> **Provided records**:
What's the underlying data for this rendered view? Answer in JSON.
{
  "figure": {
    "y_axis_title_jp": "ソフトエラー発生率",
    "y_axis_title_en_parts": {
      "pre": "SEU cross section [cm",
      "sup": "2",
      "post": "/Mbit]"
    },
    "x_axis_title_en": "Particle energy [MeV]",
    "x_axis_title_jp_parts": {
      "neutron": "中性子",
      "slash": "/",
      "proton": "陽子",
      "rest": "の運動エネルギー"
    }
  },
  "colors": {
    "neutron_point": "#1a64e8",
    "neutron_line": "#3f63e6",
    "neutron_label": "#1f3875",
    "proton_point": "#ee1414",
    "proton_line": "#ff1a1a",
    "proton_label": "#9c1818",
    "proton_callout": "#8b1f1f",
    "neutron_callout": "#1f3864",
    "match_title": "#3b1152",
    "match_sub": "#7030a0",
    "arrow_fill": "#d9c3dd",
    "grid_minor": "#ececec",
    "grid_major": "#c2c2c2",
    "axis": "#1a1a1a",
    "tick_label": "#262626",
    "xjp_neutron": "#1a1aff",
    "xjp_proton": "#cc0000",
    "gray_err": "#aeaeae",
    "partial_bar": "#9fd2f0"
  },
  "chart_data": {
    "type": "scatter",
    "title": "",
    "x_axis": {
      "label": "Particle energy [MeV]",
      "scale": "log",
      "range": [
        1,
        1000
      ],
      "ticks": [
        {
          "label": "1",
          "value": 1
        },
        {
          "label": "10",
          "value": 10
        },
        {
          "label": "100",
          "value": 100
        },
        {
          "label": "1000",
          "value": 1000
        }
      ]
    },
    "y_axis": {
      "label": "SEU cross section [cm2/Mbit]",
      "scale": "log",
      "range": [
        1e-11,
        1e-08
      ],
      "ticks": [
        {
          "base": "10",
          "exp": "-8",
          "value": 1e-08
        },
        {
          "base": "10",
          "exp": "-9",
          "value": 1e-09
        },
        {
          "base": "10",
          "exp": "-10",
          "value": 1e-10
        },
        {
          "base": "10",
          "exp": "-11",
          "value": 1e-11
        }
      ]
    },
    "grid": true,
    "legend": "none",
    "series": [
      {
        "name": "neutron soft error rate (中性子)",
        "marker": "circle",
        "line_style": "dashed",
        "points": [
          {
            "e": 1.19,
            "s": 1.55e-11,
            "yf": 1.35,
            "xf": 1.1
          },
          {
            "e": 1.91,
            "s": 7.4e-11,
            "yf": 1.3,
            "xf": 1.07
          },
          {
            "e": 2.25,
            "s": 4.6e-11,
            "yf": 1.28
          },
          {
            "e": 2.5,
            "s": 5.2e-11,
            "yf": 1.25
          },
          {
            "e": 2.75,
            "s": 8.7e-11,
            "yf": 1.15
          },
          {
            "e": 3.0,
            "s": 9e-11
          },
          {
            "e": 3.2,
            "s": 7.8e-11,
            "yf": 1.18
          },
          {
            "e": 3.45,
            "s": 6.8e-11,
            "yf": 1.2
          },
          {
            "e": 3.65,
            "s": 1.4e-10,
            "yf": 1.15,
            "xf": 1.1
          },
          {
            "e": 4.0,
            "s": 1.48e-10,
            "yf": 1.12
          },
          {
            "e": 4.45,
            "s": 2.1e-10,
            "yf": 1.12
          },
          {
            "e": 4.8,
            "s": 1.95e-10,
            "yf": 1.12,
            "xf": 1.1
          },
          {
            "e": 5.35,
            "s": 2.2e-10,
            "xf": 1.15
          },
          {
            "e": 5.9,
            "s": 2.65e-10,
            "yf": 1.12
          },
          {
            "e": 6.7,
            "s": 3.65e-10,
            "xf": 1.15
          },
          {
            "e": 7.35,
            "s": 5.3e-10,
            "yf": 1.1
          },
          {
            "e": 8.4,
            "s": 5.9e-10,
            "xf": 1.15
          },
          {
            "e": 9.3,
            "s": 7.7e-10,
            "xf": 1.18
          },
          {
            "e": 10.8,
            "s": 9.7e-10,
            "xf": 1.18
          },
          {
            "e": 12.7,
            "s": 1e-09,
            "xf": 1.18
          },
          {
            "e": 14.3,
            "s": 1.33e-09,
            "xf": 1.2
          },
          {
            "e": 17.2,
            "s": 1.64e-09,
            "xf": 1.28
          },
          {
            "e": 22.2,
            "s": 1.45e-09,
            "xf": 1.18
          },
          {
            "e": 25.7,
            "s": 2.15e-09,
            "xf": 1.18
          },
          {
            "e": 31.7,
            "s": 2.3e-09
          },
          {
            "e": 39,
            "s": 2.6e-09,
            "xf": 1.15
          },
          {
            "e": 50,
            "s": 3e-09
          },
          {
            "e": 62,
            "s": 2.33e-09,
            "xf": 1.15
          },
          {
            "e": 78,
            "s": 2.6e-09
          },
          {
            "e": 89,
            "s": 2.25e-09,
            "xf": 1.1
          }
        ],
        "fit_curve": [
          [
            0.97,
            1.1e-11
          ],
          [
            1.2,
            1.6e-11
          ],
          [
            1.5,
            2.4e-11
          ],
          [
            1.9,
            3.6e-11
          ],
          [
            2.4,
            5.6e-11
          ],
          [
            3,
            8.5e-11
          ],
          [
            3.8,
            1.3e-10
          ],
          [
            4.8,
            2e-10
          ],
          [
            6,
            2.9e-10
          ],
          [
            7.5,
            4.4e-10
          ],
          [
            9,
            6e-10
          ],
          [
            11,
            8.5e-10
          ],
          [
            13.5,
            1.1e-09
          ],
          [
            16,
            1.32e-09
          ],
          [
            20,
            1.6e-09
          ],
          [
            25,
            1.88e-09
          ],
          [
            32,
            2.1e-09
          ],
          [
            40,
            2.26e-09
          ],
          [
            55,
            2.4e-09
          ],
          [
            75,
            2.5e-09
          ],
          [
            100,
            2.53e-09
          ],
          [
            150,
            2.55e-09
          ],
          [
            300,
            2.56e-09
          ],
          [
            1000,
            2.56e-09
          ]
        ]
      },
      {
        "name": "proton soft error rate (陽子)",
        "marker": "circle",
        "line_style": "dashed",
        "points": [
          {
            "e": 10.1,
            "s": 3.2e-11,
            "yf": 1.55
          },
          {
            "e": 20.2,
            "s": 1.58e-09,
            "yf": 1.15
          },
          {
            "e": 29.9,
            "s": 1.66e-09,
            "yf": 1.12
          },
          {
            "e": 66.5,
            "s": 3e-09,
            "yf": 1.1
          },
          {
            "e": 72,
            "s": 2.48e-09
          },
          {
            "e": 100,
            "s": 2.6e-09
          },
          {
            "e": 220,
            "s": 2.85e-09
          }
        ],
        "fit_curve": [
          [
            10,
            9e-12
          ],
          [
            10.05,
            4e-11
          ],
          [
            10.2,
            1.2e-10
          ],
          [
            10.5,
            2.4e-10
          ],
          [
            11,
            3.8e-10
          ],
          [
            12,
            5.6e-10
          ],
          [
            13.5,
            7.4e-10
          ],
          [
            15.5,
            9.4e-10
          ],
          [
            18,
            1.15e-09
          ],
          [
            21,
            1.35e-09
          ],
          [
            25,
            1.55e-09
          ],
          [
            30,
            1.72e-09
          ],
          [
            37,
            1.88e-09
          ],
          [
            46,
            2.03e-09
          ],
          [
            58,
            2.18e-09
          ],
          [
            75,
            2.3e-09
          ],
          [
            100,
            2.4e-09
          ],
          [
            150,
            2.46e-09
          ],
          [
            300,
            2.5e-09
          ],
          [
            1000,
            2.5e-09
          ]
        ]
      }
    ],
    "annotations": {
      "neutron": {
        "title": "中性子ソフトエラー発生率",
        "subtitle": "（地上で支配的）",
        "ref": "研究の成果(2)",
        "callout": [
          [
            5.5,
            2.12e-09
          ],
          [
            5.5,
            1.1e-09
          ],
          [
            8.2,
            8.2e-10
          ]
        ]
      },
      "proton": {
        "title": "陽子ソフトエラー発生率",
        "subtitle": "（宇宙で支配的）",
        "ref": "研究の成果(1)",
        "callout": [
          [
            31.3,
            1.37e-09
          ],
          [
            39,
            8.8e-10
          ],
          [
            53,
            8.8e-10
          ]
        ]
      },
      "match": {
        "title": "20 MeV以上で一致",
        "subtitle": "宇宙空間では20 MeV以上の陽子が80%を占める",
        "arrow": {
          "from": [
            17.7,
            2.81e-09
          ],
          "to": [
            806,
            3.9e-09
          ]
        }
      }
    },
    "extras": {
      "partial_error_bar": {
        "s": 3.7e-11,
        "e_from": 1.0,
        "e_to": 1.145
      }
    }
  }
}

> **Request**:
Check each line of the data above for the string "subtitle" and report only how many lines have it.

> **Written response**:
3